■ Stated problem ■
Your task is to print every entry below exactly as given.

■ Material for this task ■
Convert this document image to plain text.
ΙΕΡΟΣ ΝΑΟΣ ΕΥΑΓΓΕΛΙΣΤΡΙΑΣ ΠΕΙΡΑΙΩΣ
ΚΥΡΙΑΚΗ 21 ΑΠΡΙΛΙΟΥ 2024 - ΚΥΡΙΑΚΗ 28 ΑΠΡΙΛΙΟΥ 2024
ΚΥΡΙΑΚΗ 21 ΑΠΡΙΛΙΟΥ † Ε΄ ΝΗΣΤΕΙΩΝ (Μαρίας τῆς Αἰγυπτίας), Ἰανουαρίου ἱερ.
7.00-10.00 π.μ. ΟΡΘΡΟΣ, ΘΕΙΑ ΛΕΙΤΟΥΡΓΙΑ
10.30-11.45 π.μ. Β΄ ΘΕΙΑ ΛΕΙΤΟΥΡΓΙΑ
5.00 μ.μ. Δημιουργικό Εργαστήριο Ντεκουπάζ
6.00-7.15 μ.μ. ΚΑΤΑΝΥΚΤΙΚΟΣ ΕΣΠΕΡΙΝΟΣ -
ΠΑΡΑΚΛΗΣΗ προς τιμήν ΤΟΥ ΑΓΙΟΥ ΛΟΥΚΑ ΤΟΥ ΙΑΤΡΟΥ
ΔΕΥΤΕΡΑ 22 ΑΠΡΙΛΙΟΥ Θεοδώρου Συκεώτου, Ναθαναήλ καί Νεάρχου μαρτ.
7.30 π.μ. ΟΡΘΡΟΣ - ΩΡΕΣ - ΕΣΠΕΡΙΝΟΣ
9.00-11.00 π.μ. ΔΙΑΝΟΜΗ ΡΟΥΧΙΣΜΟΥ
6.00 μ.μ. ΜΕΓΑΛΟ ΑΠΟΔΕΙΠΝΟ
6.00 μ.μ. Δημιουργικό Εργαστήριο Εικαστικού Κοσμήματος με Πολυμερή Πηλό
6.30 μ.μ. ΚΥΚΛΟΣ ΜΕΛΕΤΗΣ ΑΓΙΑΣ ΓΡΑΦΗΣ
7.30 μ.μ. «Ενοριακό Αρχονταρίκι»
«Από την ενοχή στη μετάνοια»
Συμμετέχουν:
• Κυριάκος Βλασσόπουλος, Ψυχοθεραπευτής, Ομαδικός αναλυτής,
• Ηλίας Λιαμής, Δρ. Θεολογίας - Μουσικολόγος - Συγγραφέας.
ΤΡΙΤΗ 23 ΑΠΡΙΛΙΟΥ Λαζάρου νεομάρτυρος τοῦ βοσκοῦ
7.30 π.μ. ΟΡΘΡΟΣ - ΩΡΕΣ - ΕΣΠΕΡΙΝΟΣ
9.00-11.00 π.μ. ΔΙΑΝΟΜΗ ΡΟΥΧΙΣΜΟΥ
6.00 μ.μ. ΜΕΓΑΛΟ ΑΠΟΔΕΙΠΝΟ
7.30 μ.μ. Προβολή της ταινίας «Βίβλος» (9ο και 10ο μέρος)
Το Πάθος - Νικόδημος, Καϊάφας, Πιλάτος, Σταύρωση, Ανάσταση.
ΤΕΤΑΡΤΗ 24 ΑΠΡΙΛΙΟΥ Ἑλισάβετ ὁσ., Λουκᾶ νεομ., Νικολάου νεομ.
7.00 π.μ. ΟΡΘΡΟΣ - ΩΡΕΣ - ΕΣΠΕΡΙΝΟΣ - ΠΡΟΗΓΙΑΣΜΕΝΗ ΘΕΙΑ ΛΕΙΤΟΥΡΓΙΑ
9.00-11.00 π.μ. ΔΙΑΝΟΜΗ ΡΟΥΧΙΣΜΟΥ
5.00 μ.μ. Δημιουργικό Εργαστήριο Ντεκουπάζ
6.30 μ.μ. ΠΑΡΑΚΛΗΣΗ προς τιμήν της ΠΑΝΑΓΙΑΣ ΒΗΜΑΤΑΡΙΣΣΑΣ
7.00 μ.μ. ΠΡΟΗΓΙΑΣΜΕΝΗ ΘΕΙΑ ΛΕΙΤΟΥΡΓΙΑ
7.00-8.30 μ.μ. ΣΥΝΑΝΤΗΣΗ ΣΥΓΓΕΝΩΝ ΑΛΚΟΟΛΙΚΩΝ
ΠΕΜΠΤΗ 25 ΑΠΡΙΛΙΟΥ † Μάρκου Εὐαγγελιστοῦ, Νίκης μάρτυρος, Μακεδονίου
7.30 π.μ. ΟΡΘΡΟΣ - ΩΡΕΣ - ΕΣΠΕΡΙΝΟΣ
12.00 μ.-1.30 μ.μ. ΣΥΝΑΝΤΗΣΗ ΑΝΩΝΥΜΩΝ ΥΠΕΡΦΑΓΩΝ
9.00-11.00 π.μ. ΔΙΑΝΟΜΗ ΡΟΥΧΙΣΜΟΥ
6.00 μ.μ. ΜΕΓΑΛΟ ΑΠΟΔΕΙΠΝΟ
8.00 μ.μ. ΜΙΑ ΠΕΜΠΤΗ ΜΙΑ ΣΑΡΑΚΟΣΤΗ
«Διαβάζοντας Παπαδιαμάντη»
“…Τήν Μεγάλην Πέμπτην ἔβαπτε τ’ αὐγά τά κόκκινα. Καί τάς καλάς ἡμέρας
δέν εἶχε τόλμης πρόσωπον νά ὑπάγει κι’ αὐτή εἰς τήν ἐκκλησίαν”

■ Correct result ■
Convert this document image to plain text.
ΙΕΡΟΣ ΝΑΟΣ ΕΥΑΓΓΕΛΙΣΤΡΙΑΣ ΠΕΙΡΑΙΩΣ
ΚΥΡΙΑΚΗ 21 ΑΠΡΙΛΙΟΥ 2024 - ΚΥΡΙΑΚΗ 28 ΑΠΡΙΛΙΟΥ 2024
ΚΥΡΙΑΚΗ 21 ΑΠΡΙΛΙΟΥ † Ε΄ ΝΗΣΤΕΙΩΝ (Μαρίας τῆς Αἰγυπτίας), Ἰανουαρίου ἱερ.
7.00-10.00 π.μ. ΟΡΘΡΟΣ, ΘΕΙΑ ΛΕΙΤΟΥΡΓΙΑ
10.30-11.45 π.μ. Β΄ ΘΕΙΑ ΛΕΙΤΟΥΡΓΙΑ
5.00 μ.μ. Δημιουργικό Εργαστήριο Ντεκουπάζ
6.00-7.15 μ.μ. ΚΑΤΑΝΥΚΤΙΚΟΣ ΕΣΠΕΡΙΝΟΣ -
ΠΑΡΑΚΛΗΣΗ προς τιμήν ΤΟΥ ΑΓΙΟΥ ΛΟΥΚΑ ΤΟΥ ΙΑΤΡΟΥ
ΔΕΥΤΕΡΑ 22 ΑΠΡΙΛΙΟΥ Θεοδώρου Συκεώτου, Ναθαναήλ καί Νεάρχου μαρτ.
7.30 π.μ. ΟΡΘΡΟΣ - ΩΡΕΣ - ΕΣΠΕΡΙΝΟΣ
9.00-11.00 π.μ. ΔΙΑΝΟΜΗ ΡΟΥΧΙΣΜΟΥ
6.00 μ.μ. ΜΕΓΑΛΟ ΑΠΟΔΕΙΠΝΟ
6.00 μ.μ. Δημιουργικό Εργαστήριο Εικαστικού Κοσμήματος με Πολυμερή Πηλό
6.30 μ.μ. ΚΥΚΛΟΣ ΜΕΛΕΤΗΣ ΑΓΙΑΣ ΓΡΑΦΗΣ
7.30 μ.μ. «Ενοριακό Αρχονταρίκι»
«Από την ενοχή στη μετάνοια»
Συμμετέχουν:
• Κυριάκος Βλασσόπουλος, Ψυχοθεραπευτής, Ομαδικός αναλυτής,
• Ηλίας Λιαμής, Δρ. Θεολογίας - Μουσικολόγος - Συγγραφέας.
ΤΡΙΤΗ 23 ΑΠΡΙΛΙΟΥ Λαζάρου νεομάρτυρος τοῦ βοσκοῦ
7.30 π.μ. ΟΡΘΡΟΣ - ΩΡΕΣ - ΕΣΠΕΡΙΝΟΣ
9.00-11.00 π.μ. ΔΙΑΝΟΜΗ ΡΟΥΧΙΣΜΟΥ
6.00 μ.μ. ΜΕΓΑΛΟ ΑΠΟΔΕΙΠΝΟ
7.30 μ.μ. Προβολή της ταινίας «Βίβλος» (9ο και 10ο μέρος)
Το Πάθος - Νικόδημος, Καϊάφας, Πιλάτος, Σταύρωση, Ανάσταση.
ΤΕΤΑΡΤΗ 24 ΑΠΡΙΛΙΟΥ Ἑλισάβετ ὁσ., Λουκᾶ νεομ., Νικολάου νεομ.
7.00 π.μ. ΟΡΘΡΟΣ - ΩΡΕΣ - ΕΣΠΕΡΙΝΟΣ - ΠΡΟΗΓΙΑΣΜΕΝΗ ΘΕΙΑ ΛΕΙΤΟΥΡΓΙΑ
9.00-11.00 π.μ. ΔΙΑΝΟΜΗ ΡΟΥΧΙΣΜΟΥ
5.00 μ.μ. Δημιουργικό Εργαστήριο Ντεκουπάζ
6.30 μ.μ. ΠΑΡΑΚΛΗΣΗ προς τιμήν της ΠΑΝΑΓΙΑΣ ΒΗΜΑΤΑΡΙΣΣΑΣ
7.00 μ.μ. ΠΡΟΗΓΙΑΣΜΕΝΗ ΘΕΙΑ ΛΕΙΤΟΥΡΓΙΑ
7.00-8.30 μ.μ. ΣΥΝΑΝΤΗΣΗ ΣΥΓΓΕΝΩΝ ΑΛΚΟΟΛΙΚΩΝ
ΠΕΜΠΤΗ 25 ΑΠΡΙΛΙΟΥ † Μάρκου Εὐαγγελιστοῦ, Νίκης μάρτυρος, Μακεδονίου
7.30 π.μ. ΟΡΘΡΟΣ - ΩΡΕΣ - ΕΣΠΕΡΙΝΟΣ
12.00 μ.-1.30 μ.μ. ΣΥΝΑΝΤΗΣΗ ΑΝΩΝΥΜΩΝ ΥΠΕΡΦΑΓΩΝ
9.00-11.00 π.μ. ΔΙΑΝΟΜΗ ΡΟΥΧΙΣΜΟΥ
6.00 μ.μ. ΜΕΓΑΛΟ ΑΠΟΔΕΙΠΝΟ
8.00 μ.μ. ΜΙΑ ΠΕΜΠΤΗ ΜΙΑ ΣΑΡΑΚΟΣΤΗ
«Διαβάζοντας Παπαδιαμάντη»
“…Τήν Μεγάλην Πέμπτην ἔβαπτε τ’ αὐγά τά κόκκινα. Καί τάς καλάς ἡμέρας
δέν εἶχε τόλμης πρόσωπον νά ὑπάγει κι’ αὐτή εἰς τήν ἐκκλησίαν”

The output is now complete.